Below are the records. Count the lines containing the string "Relative", and reply with the number alone.

[BEGIN]

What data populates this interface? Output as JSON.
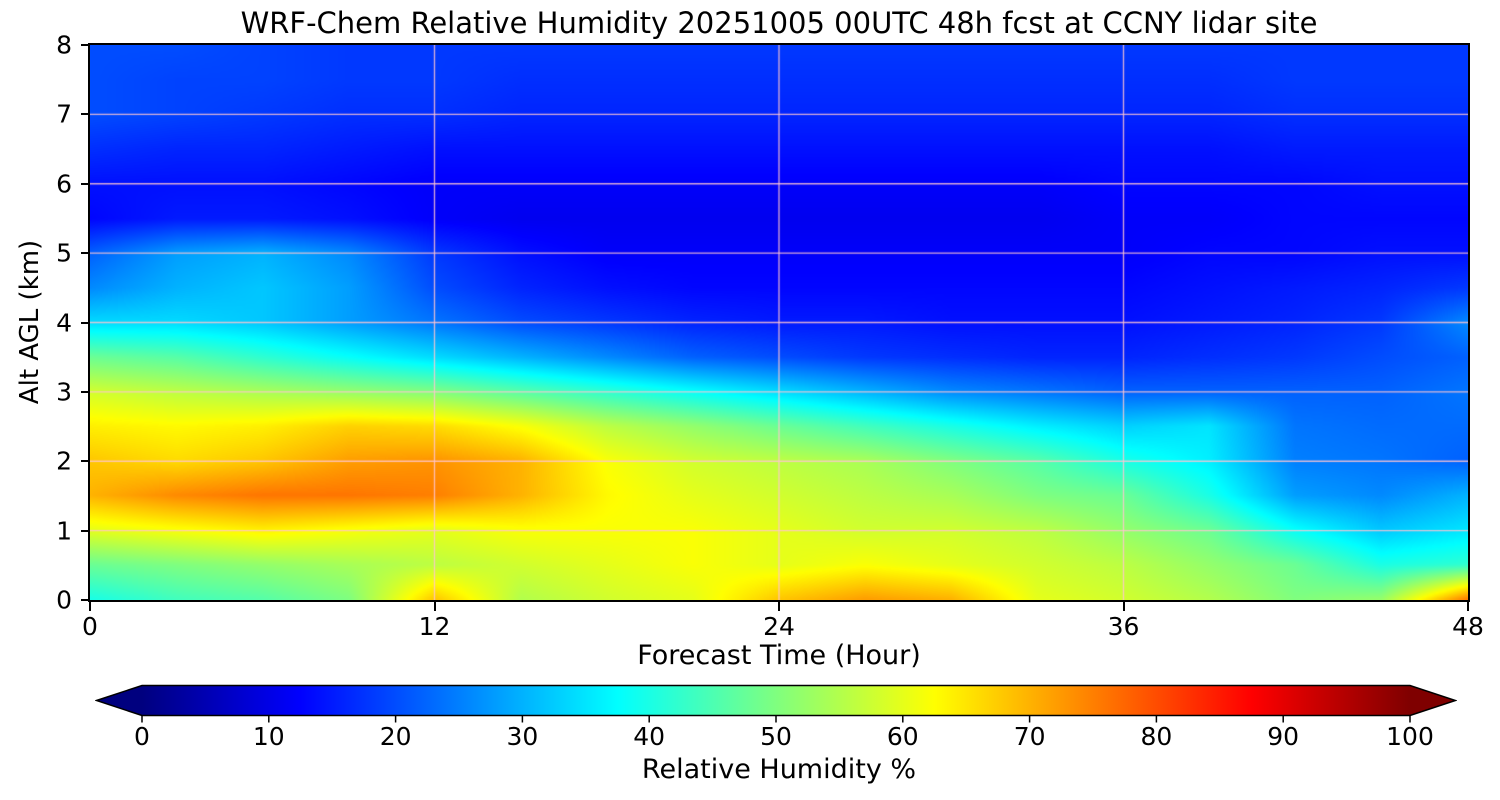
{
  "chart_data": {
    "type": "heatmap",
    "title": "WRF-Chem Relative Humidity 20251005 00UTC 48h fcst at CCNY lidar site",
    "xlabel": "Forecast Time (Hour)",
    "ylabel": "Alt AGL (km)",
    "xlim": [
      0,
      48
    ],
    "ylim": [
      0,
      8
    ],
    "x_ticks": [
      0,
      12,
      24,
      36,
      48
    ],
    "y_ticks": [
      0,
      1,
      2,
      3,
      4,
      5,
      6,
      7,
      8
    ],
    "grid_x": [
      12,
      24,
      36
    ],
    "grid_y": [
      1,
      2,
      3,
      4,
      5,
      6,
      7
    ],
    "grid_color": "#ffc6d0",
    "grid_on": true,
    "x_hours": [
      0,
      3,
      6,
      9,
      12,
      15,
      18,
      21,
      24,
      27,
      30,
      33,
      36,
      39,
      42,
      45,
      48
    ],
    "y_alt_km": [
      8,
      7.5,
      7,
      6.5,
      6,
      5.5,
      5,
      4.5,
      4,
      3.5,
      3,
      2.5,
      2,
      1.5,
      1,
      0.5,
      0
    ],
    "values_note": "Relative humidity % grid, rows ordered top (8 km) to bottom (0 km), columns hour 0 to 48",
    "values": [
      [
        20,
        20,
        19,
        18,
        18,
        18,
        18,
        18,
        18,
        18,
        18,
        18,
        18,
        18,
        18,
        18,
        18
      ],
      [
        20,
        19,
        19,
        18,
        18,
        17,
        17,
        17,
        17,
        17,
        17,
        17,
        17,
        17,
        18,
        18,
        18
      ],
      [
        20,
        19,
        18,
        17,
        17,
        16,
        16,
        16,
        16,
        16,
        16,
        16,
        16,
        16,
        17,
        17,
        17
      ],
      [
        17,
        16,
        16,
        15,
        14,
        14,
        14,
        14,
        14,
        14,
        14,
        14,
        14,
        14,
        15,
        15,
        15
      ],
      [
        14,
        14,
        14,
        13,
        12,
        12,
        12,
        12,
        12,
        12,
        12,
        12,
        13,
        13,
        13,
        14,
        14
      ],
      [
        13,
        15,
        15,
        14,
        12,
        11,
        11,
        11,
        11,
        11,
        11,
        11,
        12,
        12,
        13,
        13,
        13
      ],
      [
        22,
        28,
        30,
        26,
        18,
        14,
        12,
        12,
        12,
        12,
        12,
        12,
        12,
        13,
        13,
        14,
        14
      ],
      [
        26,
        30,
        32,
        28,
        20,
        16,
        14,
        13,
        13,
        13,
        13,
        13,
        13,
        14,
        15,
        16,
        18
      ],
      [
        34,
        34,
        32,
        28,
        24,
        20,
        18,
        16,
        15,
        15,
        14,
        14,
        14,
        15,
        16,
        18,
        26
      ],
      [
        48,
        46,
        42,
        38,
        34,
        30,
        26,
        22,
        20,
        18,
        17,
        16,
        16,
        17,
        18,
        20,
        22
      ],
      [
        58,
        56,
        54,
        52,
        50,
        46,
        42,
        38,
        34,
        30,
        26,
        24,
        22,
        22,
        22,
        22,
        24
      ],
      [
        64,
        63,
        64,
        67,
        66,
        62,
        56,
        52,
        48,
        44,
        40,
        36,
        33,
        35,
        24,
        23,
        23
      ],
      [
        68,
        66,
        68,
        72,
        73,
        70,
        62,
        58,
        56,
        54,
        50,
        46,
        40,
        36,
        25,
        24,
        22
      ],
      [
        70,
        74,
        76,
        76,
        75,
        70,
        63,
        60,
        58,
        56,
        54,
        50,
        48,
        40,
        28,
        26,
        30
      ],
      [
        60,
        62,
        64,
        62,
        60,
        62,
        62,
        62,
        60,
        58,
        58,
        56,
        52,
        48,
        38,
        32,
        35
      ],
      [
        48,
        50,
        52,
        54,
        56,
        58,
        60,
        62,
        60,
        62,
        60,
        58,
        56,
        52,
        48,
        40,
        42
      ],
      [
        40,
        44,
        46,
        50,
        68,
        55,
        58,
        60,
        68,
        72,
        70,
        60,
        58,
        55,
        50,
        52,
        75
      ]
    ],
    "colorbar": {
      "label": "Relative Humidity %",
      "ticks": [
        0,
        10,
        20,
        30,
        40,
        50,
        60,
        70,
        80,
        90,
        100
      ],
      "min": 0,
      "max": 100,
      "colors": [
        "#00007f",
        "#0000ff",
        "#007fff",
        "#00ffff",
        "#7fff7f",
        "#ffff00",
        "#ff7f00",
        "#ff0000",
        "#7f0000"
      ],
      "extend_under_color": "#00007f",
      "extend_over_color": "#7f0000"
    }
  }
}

[END]
[BEGIN]

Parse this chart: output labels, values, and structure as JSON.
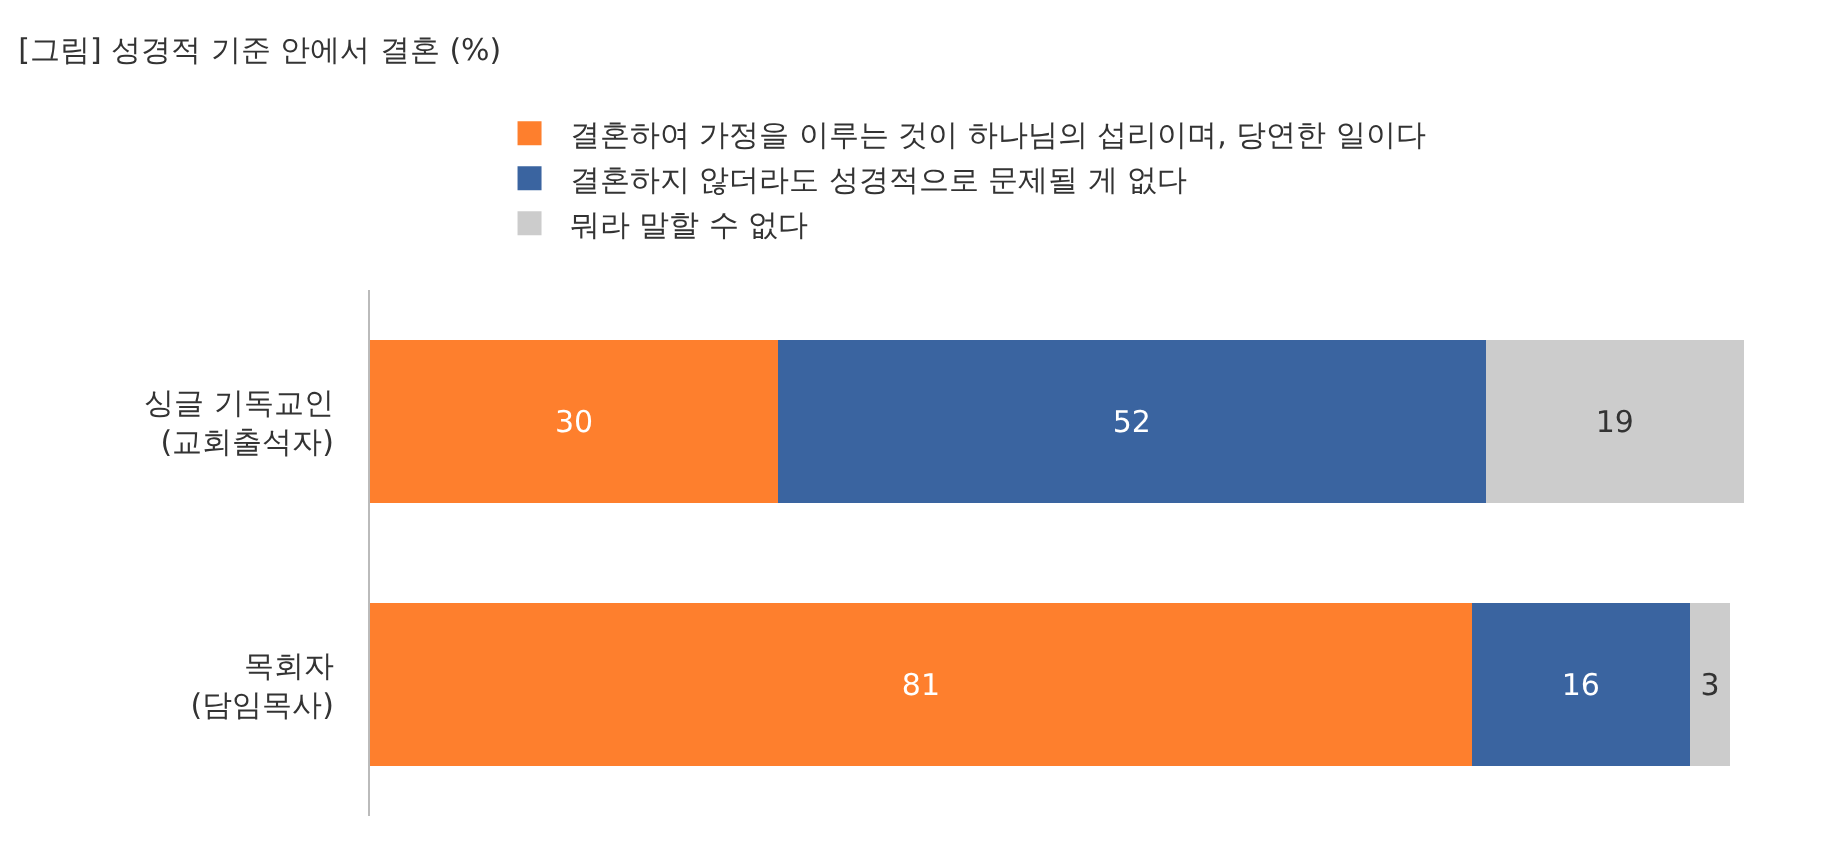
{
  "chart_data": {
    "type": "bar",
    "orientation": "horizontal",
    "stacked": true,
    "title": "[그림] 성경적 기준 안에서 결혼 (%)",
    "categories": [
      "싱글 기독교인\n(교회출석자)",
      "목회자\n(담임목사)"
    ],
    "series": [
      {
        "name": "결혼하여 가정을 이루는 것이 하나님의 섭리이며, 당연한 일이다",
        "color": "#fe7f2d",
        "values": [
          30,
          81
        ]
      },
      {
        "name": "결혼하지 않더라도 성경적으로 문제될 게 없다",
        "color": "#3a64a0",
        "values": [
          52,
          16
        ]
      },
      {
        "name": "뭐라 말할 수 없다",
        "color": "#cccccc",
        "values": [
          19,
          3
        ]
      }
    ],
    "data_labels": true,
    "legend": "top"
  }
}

[END]

*Reply*. 3